┌────────

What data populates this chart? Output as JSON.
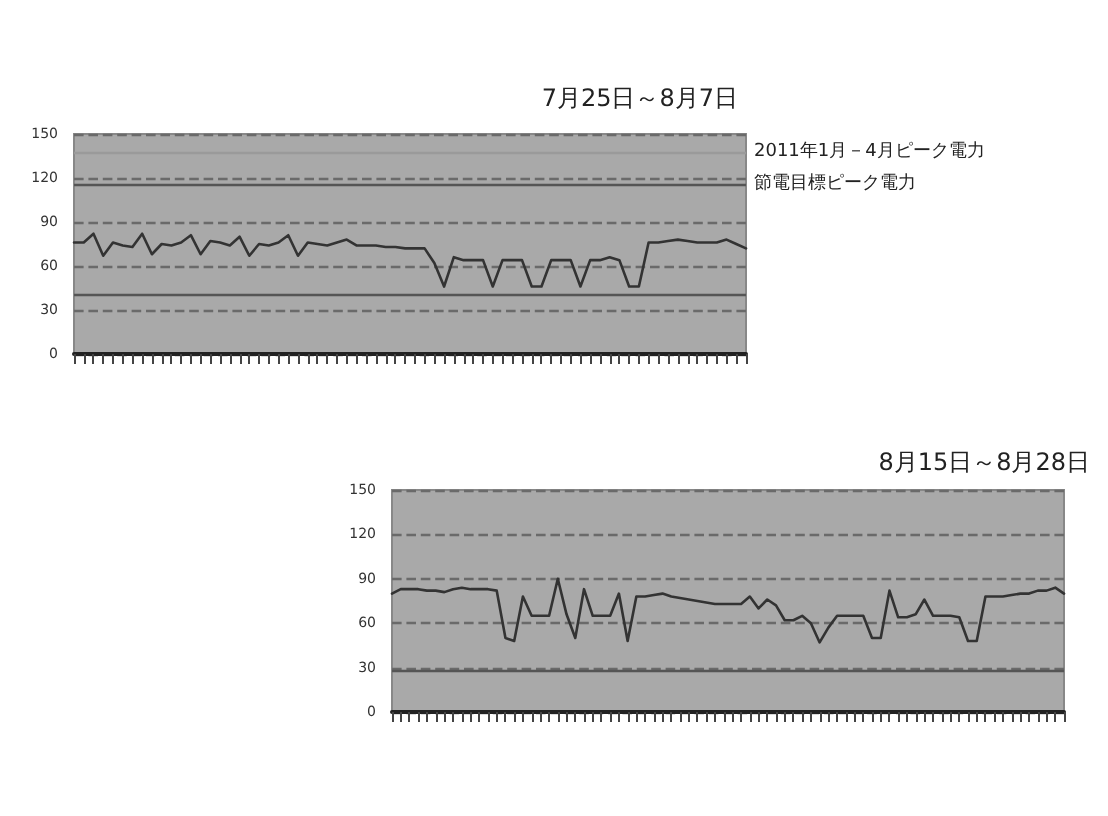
{
  "chart_data": [
    {
      "type": "line",
      "title": "7月25日～8月7日",
      "categories": [
        null,
        null,
        null,
        null,
        null,
        null,
        null,
        null,
        null,
        null,
        null,
        null,
        null,
        null,
        null,
        null,
        null,
        null,
        null,
        null,
        null,
        null,
        null,
        null,
        null,
        null,
        null,
        null,
        null,
        null,
        null,
        null,
        null,
        null,
        null,
        null,
        null,
        null,
        null,
        null,
        null,
        null,
        null,
        null,
        null,
        null,
        null,
        null,
        null,
        null,
        null,
        null,
        null,
        null,
        null,
        null,
        null,
        null,
        null,
        null,
        null,
        null,
        null,
        null,
        null,
        null,
        null,
        null,
        null,
        null
      ],
      "series": [
        {
          "color": "#333333",
          "values": [
            76,
            76,
            82,
            67,
            76,
            74,
            73,
            82,
            68,
            75,
            74,
            76,
            81,
            68,
            77,
            76,
            74,
            80,
            67,
            75,
            74,
            76,
            81,
            67,
            76,
            75,
            74,
            76,
            78,
            74,
            74,
            74,
            73,
            73,
            72,
            72,
            72,
            62,
            46,
            66,
            64,
            64,
            64,
            46,
            64,
            64,
            64,
            46,
            46,
            64,
            64,
            64,
            46,
            64,
            64,
            66,
            64,
            46,
            46,
            76,
            76,
            77,
            78,
            77,
            76,
            76,
            76,
            78,
            75,
            72
          ]
        }
      ],
      "ylim": [
        0,
        150
      ],
      "yticks": [
        0,
        30,
        60,
        90,
        120,
        150
      ],
      "grid": "y",
      "tick_labels": "y",
      "line_style": "solid",
      "ref_lines": [
        {
          "axis": "y",
          "value": 138,
          "label": "2011年1月－4月ピーク電力",
          "color": "#9a9a9a"
        },
        {
          "axis": "y",
          "value": 116,
          "label": "節電目標ピーク電力",
          "color": "#555555"
        },
        {
          "axis": "y",
          "value": 40,
          "color": "#555555"
        }
      ]
    },
    {
      "type": "line",
      "title": "8月15日～8月28日",
      "categories": [
        null,
        null,
        null,
        null,
        null,
        null,
        null,
        null,
        null,
        null,
        null,
        null,
        null,
        null,
        null,
        null,
        null,
        null,
        null,
        null,
        null,
        null,
        null,
        null,
        null,
        null,
        null,
        null,
        null,
        null,
        null,
        null,
        null,
        null,
        null,
        null,
        null,
        null,
        null,
        null,
        null,
        null,
        null,
        null,
        null,
        null,
        null,
        null,
        null,
        null,
        null,
        null,
        null,
        null,
        null,
        null,
        null,
        null,
        null,
        null,
        null,
        null,
        null,
        null,
        null,
        null,
        null,
        null,
        null,
        null,
        null,
        null,
        null,
        null,
        null,
        null,
        null,
        null
      ],
      "series": [
        {
          "color": "#333333",
          "values": [
            80,
            83,
            83,
            83,
            82,
            82,
            81,
            83,
            84,
            83,
            83,
            83,
            82,
            50,
            48,
            78,
            65,
            65,
            65,
            90,
            66,
            50,
            83,
            65,
            65,
            65,
            80,
            48,
            78,
            78,
            79,
            80,
            78,
            77,
            76,
            75,
            74,
            73,
            73,
            73,
            73,
            78,
            70,
            76,
            72,
            62,
            62,
            65,
            60,
            47,
            57,
            65,
            65,
            65,
            65,
            50,
            50,
            82,
            64,
            64,
            66,
            76,
            65,
            65,
            65,
            64,
            48,
            48,
            78,
            78,
            78,
            79,
            80,
            80,
            82,
            82,
            84,
            80
          ]
        }
      ],
      "ylim": [
        0,
        150
      ],
      "yticks": [
        0,
        30,
        60,
        90,
        120,
        150
      ],
      "grid": "y",
      "tick_labels": "y",
      "line_style": "solid",
      "ref_lines": [
        {
          "axis": "y",
          "value": 28,
          "color": "#555555"
        }
      ]
    }
  ]
}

└────────

▶ [WHAT YOU WILL DO] Leave out the pictures and reproduce the rest of the listing exactly.

▶ [TASK OUTPUT]
What data populates this chart? Output as JSON.
{
  "chart_data": [
    {
      "type": "line",
      "title": "7月25日～8月7日",
      "categories": [
        null,
        null,
        null,
        null,
        null,
        null,
        null,
        null,
        null,
        null,
        null,
        null,
        null,
        null,
        null,
        null,
        null,
        null,
        null,
        null,
        null,
        null,
        null,
        null,
        null,
        null,
        null,
        null,
        null,
        null,
        null,
        null,
        null,
        null,
        null,
        null,
        null,
        null,
        null,
        null,
        null,
        null,
        null,
        null,
        null,
        null,
        null,
        null,
        null,
        null,
        null,
        null,
        null,
        null,
        null,
        null,
        null,
        null,
        null,
        null,
        null,
        null,
        null,
        null,
        null,
        null,
        null,
        null,
        null,
        null
      ],
      "series": [
        {
          "color": "#333333",
          "values": [
            76,
            76,
            82,
            67,
            76,
            74,
            73,
            82,
            68,
            75,
            74,
            76,
            81,
            68,
            77,
            76,
            74,
            80,
            67,
            75,
            74,
            76,
            81,
            67,
            76,
            75,
            74,
            76,
            78,
            74,
            74,
            74,
            73,
            73,
            72,
            72,
            72,
            62,
            46,
            66,
            64,
            64,
            64,
            46,
            64,
            64,
            64,
            46,
            46,
            64,
            64,
            64,
            46,
            64,
            64,
            66,
            64,
            46,
            46,
            76,
            76,
            77,
            78,
            77,
            76,
            76,
            76,
            78,
            75,
            72
          ]
        }
      ],
      "ylim": [
        0,
        150
      ],
      "yticks": [
        0,
        30,
        60,
        90,
        120,
        150
      ],
      "grid": "y",
      "tick_labels": "y",
      "line_style": "solid",
      "ref_lines": [
        {
          "axis": "y",
          "value": 138,
          "label": "2011年1月－4月ピーク電力",
          "color": "#9a9a9a"
        },
        {
          "axis": "y",
          "value": 116,
          "label": "節電目標ピーク電力",
          "color": "#555555"
        },
        {
          "axis": "y",
          "value": 40,
          "color": "#555555"
        }
      ]
    },
    {
      "type": "line",
      "title": "8月15日～8月28日",
      "categories": [
        null,
        null,
        null,
        null,
        null,
        null,
        null,
        null,
        null,
        null,
        null,
        null,
        null,
        null,
        null,
        null,
        null,
        null,
        null,
        null,
        null,
        null,
        null,
        null,
        null,
        null,
        null,
        null,
        null,
        null,
        null,
        null,
        null,
        null,
        null,
        null,
        null,
        null,
        null,
        null,
        null,
        null,
        null,
        null,
        null,
        null,
        null,
        null,
        null,
        null,
        null,
        null,
        null,
        null,
        null,
        null,
        null,
        null,
        null,
        null,
        null,
        null,
        null,
        null,
        null,
        null,
        null,
        null,
        null,
        null,
        null,
        null,
        null,
        null,
        null,
        null,
        null,
        null
      ],
      "series": [
        {
          "color": "#333333",
          "values": [
            80,
            83,
            83,
            83,
            82,
            82,
            81,
            83,
            84,
            83,
            83,
            83,
            82,
            50,
            48,
            78,
            65,
            65,
            65,
            90,
            66,
            50,
            83,
            65,
            65,
            65,
            80,
            48,
            78,
            78,
            79,
            80,
            78,
            77,
            76,
            75,
            74,
            73,
            73,
            73,
            73,
            78,
            70,
            76,
            72,
            62,
            62,
            65,
            60,
            47,
            57,
            65,
            65,
            65,
            65,
            50,
            50,
            82,
            64,
            64,
            66,
            76,
            65,
            65,
            65,
            64,
            48,
            48,
            78,
            78,
            78,
            79,
            80,
            80,
            82,
            82,
            84,
            80
          ]
        }
      ],
      "ylim": [
        0,
        150
      ],
      "yticks": [
        0,
        30,
        60,
        90,
        120,
        150
      ],
      "grid": "y",
      "tick_labels": "y",
      "line_style": "solid",
      "ref_lines": [
        {
          "axis": "y",
          "value": 28,
          "color": "#555555"
        }
      ]
    }
  ]
}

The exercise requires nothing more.